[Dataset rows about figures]
____________________

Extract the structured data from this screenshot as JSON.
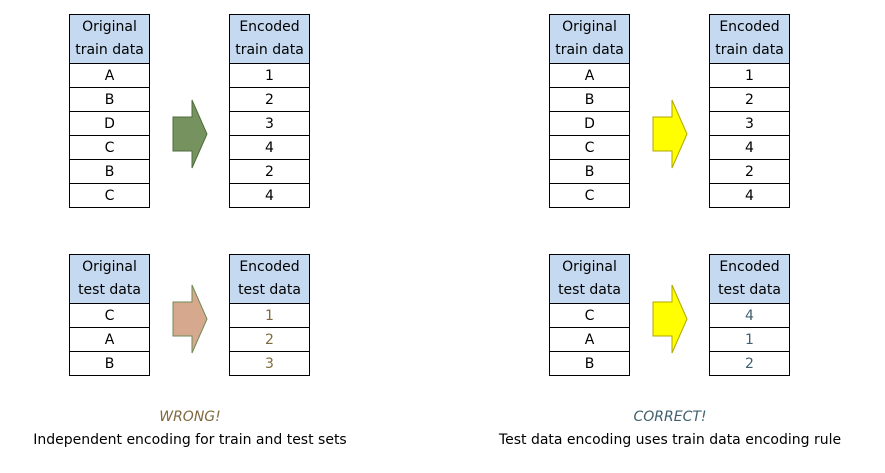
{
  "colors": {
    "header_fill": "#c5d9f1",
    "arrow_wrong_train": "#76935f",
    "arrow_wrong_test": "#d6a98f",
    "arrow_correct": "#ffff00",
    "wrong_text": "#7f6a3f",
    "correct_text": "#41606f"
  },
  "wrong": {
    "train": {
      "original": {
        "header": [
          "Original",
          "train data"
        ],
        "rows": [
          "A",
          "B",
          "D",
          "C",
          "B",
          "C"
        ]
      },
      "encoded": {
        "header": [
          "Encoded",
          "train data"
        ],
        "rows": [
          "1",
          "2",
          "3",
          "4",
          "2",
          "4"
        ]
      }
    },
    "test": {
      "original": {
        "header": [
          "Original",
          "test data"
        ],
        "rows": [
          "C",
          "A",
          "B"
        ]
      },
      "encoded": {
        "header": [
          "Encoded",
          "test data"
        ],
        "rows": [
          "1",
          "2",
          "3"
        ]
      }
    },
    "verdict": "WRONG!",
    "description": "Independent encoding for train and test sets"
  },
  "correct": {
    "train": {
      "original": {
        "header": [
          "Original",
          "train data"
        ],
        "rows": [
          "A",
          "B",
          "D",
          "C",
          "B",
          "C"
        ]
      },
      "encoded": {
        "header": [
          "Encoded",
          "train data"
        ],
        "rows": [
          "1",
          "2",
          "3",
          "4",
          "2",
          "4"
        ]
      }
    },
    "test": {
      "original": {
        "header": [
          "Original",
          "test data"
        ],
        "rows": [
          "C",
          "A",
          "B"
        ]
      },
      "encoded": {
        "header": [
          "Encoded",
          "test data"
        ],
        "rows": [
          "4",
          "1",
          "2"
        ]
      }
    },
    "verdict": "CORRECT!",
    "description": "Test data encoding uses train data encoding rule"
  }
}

____________________

Your instructions:
Set down the material exactly, every line of it, except for the pictures.

Task answer:
Extract the structured data from this screenshot as JSON.
{
  "colors": {
    "header_fill": "#c5d9f1",
    "arrow_wrong_train": "#76935f",
    "arrow_wrong_test": "#d6a98f",
    "arrow_correct": "#ffff00",
    "wrong_text": "#7f6a3f",
    "correct_text": "#41606f"
  },
  "wrong": {
    "train": {
      "original": {
        "header": [
          "Original",
          "train data"
        ],
        "rows": [
          "A",
          "B",
          "D",
          "C",
          "B",
          "C"
        ]
      },
      "encoded": {
        "header": [
          "Encoded",
          "train data"
        ],
        "rows": [
          "1",
          "2",
          "3",
          "4",
          "2",
          "4"
        ]
      }
    },
    "test": {
      "original": {
        "header": [
          "Original",
          "test data"
        ],
        "rows": [
          "C",
          "A",
          "B"
        ]
      },
      "encoded": {
        "header": [
          "Encoded",
          "test data"
        ],
        "rows": [
          "1",
          "2",
          "3"
        ]
      }
    },
    "verdict": "WRONG!",
    "description": "Independent encoding for train and test sets"
  },
  "correct": {
    "train": {
      "original": {
        "header": [
          "Original",
          "train data"
        ],
        "rows": [
          "A",
          "B",
          "D",
          "C",
          "B",
          "C"
        ]
      },
      "encoded": {
        "header": [
          "Encoded",
          "train data"
        ],
        "rows": [
          "1",
          "2",
          "3",
          "4",
          "2",
          "4"
        ]
      }
    },
    "test": {
      "original": {
        "header": [
          "Original",
          "test data"
        ],
        "rows": [
          "C",
          "A",
          "B"
        ]
      },
      "encoded": {
        "header": [
          "Encoded",
          "test data"
        ],
        "rows": [
          "4",
          "1",
          "2"
        ]
      }
    },
    "verdict": "CORRECT!",
    "description": "Test data encoding uses train data encoding rule"
  }
}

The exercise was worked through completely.